_Goal:_ Without altering anything, repeat each of the records.

_Entries shown:_

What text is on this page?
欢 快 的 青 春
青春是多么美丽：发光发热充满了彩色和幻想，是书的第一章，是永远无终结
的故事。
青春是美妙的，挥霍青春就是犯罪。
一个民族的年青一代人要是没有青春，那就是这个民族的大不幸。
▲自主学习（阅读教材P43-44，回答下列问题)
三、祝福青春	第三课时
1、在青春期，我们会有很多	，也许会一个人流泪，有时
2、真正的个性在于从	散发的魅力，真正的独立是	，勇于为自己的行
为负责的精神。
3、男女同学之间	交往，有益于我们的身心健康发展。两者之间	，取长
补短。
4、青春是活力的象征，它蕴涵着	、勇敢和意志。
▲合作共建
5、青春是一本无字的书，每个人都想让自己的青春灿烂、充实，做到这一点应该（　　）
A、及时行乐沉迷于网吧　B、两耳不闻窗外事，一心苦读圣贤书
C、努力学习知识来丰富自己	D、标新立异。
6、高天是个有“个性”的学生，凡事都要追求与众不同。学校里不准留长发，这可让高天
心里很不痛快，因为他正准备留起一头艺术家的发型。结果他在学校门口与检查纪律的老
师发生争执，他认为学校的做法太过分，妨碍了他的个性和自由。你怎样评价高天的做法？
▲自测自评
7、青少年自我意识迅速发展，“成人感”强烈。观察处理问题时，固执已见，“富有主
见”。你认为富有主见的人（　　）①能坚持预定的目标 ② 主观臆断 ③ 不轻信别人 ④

_Response to the exercise:_
What text is on this page?
欢 快 的 青 春
青春是多么美丽：发光发热充满了彩色和幻想，是书的第一章，是永远无终结
的故事。
青春是美妙的，挥霍青春就是犯罪。
一个民族的年青一代人要是没有青春，那就是这个民族的大不幸。
▲自主学习（阅读教材P43-44，回答下列问题)
三、祝福青春	第三课时
1、在青春期，我们会有很多	，也许会一个人流泪，有时
2、真正的个性在于从	散发的魅力，真正的独立是	，勇于为自己的行
为负责的精神。
3、男女同学之间	交往，有益于我们的身心健康发展。两者之间	，取长
补短。
4、青春是活力的象征，它蕴涵着	、勇敢和意志。
▲合作共建
5、青春是一本无字的书，每个人都想让自己的青春灿烂、充实，做到这一点应该（　　）
A、及时行乐沉迷于网吧　B、两耳不闻窗外事，一心苦读圣贤书
C、努力学习知识来丰富自己	D、标新立异。
6、高天是个有“个性”的学生，凡事都要追求与众不同。学校里不准留长发，这可让高天
心里很不痛快，因为他正准备留起一头艺术家的发型。结果他在学校门口与检查纪律的老
师发生争执，他认为学校的做法太过分，妨碍了他的个性和自由。你怎样评价高天的做法？
▲自测自评
7、青少年自我意识迅速发展，“成人感”强烈。观察处理问题时，固执已见，“富有主
见”。你认为富有主见的人（　　）①能坚持预定的目标 ② 主观臆断 ③ 不轻信别人 ④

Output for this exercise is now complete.